GIVEN EXERCISE » How many lines in this material include the string "type"? Answer with the number and nothing further.

(Data items)
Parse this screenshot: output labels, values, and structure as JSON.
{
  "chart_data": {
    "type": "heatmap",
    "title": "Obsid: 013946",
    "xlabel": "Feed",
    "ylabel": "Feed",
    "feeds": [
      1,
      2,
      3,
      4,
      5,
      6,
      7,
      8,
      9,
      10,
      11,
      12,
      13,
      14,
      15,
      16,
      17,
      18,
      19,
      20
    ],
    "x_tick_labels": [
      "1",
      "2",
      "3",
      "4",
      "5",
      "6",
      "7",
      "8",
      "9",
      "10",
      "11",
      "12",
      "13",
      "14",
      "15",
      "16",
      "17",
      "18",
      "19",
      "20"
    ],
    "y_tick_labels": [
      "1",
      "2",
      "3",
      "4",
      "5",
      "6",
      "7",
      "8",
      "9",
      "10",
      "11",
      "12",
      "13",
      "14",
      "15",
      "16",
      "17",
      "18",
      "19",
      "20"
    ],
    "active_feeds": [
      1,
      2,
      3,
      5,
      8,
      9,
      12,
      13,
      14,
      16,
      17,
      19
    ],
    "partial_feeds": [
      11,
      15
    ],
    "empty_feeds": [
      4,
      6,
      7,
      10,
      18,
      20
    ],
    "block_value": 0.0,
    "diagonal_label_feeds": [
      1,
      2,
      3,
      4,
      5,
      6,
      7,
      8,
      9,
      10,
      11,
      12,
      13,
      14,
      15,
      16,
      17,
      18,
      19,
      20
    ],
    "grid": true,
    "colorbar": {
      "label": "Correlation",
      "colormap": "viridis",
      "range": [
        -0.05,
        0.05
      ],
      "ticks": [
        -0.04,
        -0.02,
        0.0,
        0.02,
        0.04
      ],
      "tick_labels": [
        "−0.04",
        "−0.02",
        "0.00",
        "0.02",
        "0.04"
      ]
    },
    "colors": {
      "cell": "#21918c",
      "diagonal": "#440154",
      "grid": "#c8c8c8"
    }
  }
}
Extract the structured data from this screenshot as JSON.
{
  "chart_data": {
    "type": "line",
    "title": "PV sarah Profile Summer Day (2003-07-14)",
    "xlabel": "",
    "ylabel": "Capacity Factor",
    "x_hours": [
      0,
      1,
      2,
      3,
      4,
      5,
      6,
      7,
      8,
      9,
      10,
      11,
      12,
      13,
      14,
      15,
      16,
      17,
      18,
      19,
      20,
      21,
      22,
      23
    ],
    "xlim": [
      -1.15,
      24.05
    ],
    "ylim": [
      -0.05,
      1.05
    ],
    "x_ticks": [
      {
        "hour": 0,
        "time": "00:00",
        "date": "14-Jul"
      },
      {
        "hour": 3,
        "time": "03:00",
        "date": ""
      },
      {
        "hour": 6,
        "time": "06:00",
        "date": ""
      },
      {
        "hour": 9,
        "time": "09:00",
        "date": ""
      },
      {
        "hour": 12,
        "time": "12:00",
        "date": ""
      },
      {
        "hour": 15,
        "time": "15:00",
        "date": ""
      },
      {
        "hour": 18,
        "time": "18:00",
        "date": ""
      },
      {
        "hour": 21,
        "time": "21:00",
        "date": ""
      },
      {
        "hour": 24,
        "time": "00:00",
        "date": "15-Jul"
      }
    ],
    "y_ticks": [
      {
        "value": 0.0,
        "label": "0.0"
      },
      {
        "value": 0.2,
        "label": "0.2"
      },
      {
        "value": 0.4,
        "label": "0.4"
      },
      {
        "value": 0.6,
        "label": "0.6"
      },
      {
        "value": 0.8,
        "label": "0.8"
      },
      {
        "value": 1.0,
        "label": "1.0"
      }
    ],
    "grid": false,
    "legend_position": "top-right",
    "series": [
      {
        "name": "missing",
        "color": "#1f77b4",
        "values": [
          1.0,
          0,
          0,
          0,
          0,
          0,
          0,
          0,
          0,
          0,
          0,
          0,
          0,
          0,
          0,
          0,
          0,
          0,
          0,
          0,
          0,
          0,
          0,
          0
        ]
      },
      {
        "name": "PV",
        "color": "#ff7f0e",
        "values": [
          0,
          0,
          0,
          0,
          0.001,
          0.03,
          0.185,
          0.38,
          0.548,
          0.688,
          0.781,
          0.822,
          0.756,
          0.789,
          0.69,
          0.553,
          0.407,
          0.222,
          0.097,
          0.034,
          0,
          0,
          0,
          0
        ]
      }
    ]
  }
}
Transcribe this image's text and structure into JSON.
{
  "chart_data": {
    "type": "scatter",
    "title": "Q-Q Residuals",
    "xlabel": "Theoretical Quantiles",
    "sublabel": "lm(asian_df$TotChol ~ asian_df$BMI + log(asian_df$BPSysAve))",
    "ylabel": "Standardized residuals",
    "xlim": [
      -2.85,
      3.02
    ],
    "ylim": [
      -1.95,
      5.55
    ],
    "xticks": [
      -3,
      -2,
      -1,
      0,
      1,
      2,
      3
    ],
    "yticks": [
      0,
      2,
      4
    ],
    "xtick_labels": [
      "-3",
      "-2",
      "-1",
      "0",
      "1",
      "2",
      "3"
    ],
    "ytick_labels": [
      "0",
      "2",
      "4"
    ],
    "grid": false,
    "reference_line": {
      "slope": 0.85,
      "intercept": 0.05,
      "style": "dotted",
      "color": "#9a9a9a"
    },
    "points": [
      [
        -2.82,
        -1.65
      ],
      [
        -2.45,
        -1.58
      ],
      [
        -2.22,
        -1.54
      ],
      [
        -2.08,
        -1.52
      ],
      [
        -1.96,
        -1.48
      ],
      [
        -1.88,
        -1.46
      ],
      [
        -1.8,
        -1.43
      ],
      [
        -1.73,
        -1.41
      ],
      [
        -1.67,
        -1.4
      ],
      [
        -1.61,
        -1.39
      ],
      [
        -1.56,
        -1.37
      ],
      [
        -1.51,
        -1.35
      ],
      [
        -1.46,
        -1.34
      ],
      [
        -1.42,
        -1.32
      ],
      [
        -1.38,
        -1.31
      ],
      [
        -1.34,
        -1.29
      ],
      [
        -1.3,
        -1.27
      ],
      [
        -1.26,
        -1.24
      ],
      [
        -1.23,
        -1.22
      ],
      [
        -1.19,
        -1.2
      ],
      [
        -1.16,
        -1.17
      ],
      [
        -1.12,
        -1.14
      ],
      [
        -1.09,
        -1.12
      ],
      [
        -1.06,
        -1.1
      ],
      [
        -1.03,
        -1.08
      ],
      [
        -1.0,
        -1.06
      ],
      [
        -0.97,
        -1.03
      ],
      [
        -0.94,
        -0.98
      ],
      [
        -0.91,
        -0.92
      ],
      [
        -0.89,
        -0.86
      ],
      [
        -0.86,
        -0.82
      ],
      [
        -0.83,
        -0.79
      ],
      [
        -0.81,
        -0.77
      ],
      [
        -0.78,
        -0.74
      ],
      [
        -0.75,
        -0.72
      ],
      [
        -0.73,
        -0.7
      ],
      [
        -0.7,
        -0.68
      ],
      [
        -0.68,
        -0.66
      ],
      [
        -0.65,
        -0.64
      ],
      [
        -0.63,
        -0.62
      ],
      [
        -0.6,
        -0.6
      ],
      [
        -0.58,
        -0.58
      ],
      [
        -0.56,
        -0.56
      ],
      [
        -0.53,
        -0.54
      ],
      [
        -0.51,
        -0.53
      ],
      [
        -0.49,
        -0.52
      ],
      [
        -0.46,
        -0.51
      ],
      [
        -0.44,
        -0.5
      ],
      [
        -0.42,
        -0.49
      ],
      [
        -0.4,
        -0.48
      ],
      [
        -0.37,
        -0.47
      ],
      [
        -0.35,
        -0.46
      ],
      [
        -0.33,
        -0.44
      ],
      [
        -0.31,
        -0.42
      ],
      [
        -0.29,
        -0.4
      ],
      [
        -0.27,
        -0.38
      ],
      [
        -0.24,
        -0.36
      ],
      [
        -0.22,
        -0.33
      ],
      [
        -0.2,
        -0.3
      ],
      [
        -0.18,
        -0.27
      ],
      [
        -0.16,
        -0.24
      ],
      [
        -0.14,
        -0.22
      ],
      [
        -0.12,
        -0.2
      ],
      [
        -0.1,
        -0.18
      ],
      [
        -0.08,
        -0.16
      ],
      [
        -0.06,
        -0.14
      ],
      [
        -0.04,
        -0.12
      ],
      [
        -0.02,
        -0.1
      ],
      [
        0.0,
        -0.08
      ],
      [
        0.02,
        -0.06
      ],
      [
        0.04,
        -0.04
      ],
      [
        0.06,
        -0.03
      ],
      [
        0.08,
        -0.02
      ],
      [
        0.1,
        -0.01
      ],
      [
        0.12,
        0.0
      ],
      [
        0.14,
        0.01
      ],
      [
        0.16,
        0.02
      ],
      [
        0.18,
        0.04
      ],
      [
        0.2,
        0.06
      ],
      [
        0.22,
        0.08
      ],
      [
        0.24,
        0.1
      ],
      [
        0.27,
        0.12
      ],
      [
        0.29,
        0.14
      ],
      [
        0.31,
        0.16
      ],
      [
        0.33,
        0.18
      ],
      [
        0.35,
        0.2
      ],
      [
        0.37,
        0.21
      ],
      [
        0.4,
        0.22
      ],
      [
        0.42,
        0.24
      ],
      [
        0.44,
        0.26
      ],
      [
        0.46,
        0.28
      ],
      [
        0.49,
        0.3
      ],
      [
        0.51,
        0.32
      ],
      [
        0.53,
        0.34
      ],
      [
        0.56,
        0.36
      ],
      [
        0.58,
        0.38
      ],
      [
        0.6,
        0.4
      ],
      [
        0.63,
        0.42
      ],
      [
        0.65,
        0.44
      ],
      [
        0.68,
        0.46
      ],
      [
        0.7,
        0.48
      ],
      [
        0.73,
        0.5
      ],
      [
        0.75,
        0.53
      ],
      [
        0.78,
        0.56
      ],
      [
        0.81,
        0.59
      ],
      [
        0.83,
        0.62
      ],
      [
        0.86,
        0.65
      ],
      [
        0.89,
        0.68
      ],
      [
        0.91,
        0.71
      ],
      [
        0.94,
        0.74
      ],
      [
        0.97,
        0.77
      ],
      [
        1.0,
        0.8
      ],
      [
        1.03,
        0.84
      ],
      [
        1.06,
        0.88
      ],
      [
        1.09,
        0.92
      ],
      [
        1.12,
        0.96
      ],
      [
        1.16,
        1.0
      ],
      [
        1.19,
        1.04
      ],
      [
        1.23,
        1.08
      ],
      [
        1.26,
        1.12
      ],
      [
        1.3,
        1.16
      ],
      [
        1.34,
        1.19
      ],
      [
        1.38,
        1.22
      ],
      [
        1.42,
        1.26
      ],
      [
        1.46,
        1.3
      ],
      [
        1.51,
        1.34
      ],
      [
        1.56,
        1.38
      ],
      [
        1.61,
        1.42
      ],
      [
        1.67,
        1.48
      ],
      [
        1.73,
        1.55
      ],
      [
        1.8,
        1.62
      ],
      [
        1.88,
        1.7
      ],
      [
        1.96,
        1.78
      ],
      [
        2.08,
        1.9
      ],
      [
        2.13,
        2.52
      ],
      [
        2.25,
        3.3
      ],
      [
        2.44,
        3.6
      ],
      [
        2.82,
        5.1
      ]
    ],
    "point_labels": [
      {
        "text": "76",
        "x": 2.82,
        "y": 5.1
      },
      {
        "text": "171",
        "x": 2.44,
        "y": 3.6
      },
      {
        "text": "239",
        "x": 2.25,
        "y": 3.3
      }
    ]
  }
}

EXERCISE OUTPUT » 3